*WHAT TO PRODUCE:*
Determine the number of lines that have the string "description" in them, and give only that number.
--- START OF MATERIAL FOR THE TASK ---
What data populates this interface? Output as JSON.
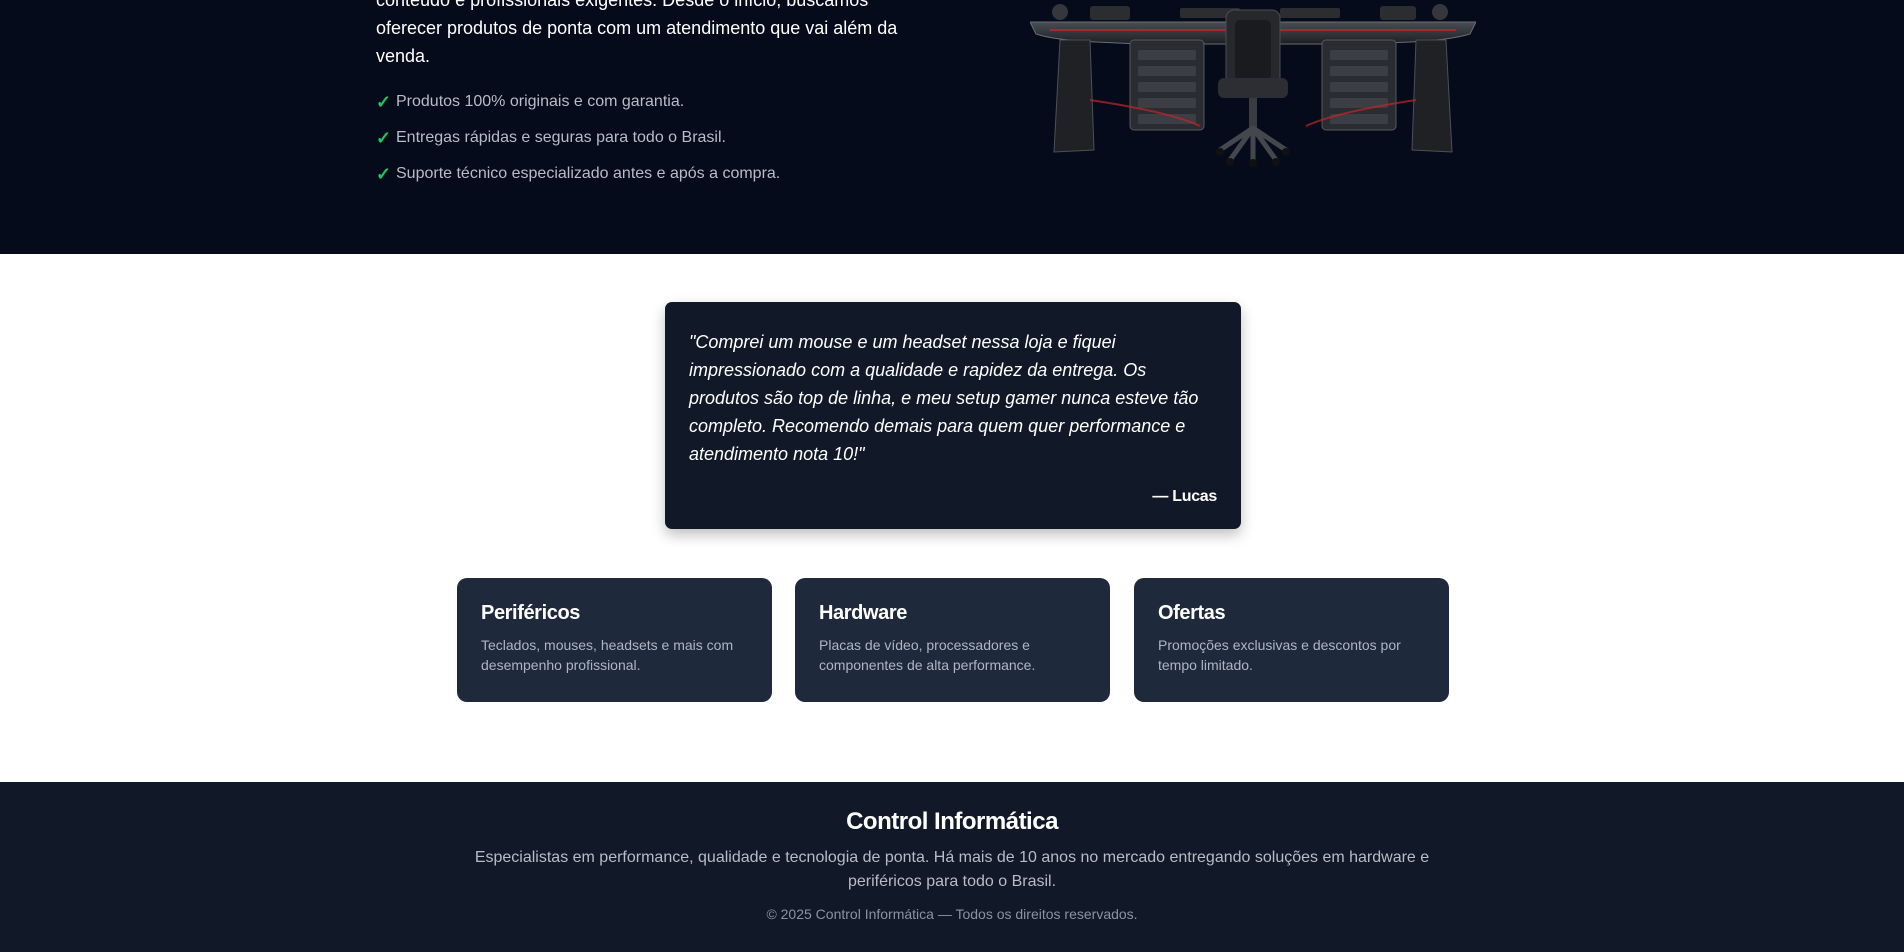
{
  "hero": {
    "intro_line1": "conteúdo e profissionais exigentes. Desde o início, buscamos",
    "intro_line2": "oferecer produtos de ponta com um atendimento que vai além da",
    "intro_line3": "venda.",
    "check_icon": "check-icon",
    "check_color": "#22c55e",
    "checklist": [
      "Produtos 100% originais e com garantia.",
      "Entregas rápidas e seguras para todo o Brasil.",
      "Suporte técnico especializado antes e após a compra."
    ]
  },
  "testimonial": {
    "quote": "\"Comprei um mouse e um headset nessa loja e fiquei impressionado com a qualidade e rapidez da entrega. Os produtos são top de linha, e meu setup gamer nunca esteve tão completo. Recomendo demais para quem quer performance e atendimento nota 10!\"",
    "author": "— Lucas"
  },
  "categories": [
    {
      "title": "Periféricos",
      "description": "Teclados, mouses, headsets e mais com desempenho profissional."
    },
    {
      "title": "Hardware",
      "description": "Placas de vídeo, processadores e componentes de alta performance."
    },
    {
      "title": "Ofertas",
      "description": "Promoções exclusivas e descontos por tempo limitado."
    }
  ],
  "footer": {
    "brand": "Control Informática",
    "about": "Especialistas em performance, qualidade e tecnologia de ponta. Há mais de 10 anos no mercado entregando soluções em hardware e periféricos para todo o Brasil.",
    "copyright": "© 2025 Control Informática — Todos os direitos reservados."
  },
  "colors": {
    "hero_bg": "#050b1a",
    "card_bg": "#1e293b",
    "footer_bg": "#111827",
    "accent_green": "#22c55e"
  }
}
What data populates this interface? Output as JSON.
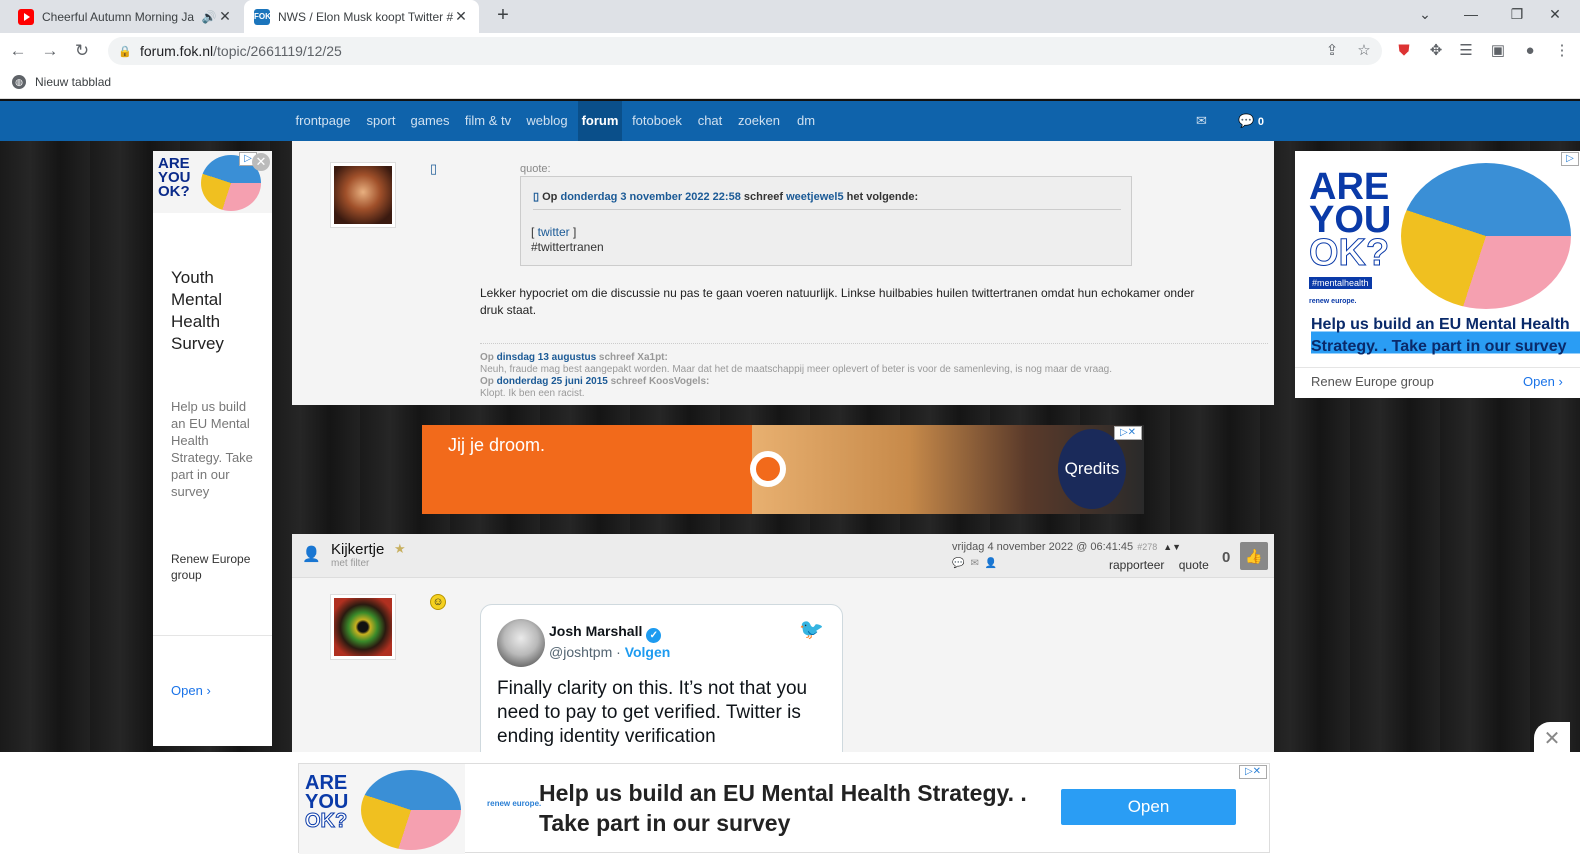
--- END OF MATERIAL FOR THE TASK ---
*OUTPUT BELOW:*
3